---------- INFORMATION SHOWN ----------

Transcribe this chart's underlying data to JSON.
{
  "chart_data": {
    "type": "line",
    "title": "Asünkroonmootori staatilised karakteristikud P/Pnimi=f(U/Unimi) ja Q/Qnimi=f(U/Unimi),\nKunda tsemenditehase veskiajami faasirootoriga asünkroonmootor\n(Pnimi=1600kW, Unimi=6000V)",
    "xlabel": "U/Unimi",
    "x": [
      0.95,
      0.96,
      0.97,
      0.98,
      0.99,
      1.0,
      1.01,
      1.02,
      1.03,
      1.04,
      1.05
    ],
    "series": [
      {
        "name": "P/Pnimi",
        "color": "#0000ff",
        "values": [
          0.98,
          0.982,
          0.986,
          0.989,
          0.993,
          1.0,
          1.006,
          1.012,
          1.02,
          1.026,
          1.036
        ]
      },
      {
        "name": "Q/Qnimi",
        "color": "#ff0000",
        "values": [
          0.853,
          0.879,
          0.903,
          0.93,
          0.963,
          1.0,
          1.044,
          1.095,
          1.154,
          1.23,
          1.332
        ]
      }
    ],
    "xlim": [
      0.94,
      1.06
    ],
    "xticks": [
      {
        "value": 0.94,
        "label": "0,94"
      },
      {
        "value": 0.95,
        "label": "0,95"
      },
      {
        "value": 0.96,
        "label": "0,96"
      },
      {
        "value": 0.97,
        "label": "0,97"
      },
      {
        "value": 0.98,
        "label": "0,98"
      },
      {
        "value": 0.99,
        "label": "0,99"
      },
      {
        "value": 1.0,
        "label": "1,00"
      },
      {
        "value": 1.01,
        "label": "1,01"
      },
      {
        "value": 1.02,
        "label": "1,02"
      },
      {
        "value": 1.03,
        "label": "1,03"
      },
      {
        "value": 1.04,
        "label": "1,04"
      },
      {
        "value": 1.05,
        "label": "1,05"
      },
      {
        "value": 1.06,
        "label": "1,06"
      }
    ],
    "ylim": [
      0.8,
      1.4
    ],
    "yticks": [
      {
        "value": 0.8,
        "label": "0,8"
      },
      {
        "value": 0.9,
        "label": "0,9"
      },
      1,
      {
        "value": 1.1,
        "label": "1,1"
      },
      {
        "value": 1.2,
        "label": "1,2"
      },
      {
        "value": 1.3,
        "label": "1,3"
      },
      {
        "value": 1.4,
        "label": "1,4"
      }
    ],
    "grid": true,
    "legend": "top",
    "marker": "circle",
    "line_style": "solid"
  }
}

----------

> **GIVEN EXERCISE**: Transcribe the whole listing with nothing added or left out.

> **REPLY TO THE EXERCISE**:
Transcribe this chart's underlying data to JSON.
{
  "chart_data": {
    "type": "line",
    "title": "Asünkroonmootori staatilised karakteristikud P/Pnimi=f(U/Unimi) ja Q/Qnimi=f(U/Unimi),\nKunda tsemenditehase veskiajami faasirootoriga asünkroonmootor\n(Pnimi=1600kW, Unimi=6000V)",
    "xlabel": "U/Unimi",
    "x": [
      0.95,
      0.96,
      0.97,
      0.98,
      0.99,
      1.0,
      1.01,
      1.02,
      1.03,
      1.04,
      1.05
    ],
    "series": [
      {
        "name": "P/Pnimi",
        "color": "#0000ff",
        "values": [
          0.98,
          0.982,
          0.986,
          0.989,
          0.993,
          1.0,
          1.006,
          1.012,
          1.02,
          1.026,
          1.036
        ]
      },
      {
        "name": "Q/Qnimi",
        "color": "#ff0000",
        "values": [
          0.853,
          0.879,
          0.903,
          0.93,
          0.963,
          1.0,
          1.044,
          1.095,
          1.154,
          1.23,
          1.332
        ]
      }
    ],
    "xlim": [
      0.94,
      1.06
    ],
    "xticks": [
      {
        "value": 0.94,
        "label": "0,94"
      },
      {
        "value": 0.95,
        "label": "0,95"
      },
      {
        "value": 0.96,
        "label": "0,96"
      },
      {
        "value": 0.97,
        "label": "0,97"
      },
      {
        "value": 0.98,
        "label": "0,98"
      },
      {
        "value": 0.99,
        "label": "0,99"
      },
      {
        "value": 1.0,
        "label": "1,00"
      },
      {
        "value": 1.01,
        "label": "1,01"
      },
      {
        "value": 1.02,
        "label": "1,02"
      },
      {
        "value": 1.03,
        "label": "1,03"
      },
      {
        "value": 1.04,
        "label": "1,04"
      },
      {
        "value": 1.05,
        "label": "1,05"
      },
      {
        "value": 1.06,
        "label": "1,06"
      }
    ],
    "ylim": [
      0.8,
      1.4
    ],
    "yticks": [
      {
        "value": 0.8,
        "label": "0,8"
      },
      {
        "value": 0.9,
        "label": "0,9"
      },
      1,
      {
        "value": 1.1,
        "label": "1,1"
      },
      {
        "value": 1.2,
        "label": "1,2"
      },
      {
        "value": 1.3,
        "label": "1,3"
      },
      {
        "value": 1.4,
        "label": "1,4"
      }
    ],
    "grid": true,
    "legend": "top",
    "marker": "circle",
    "line_style": "solid"
  }
}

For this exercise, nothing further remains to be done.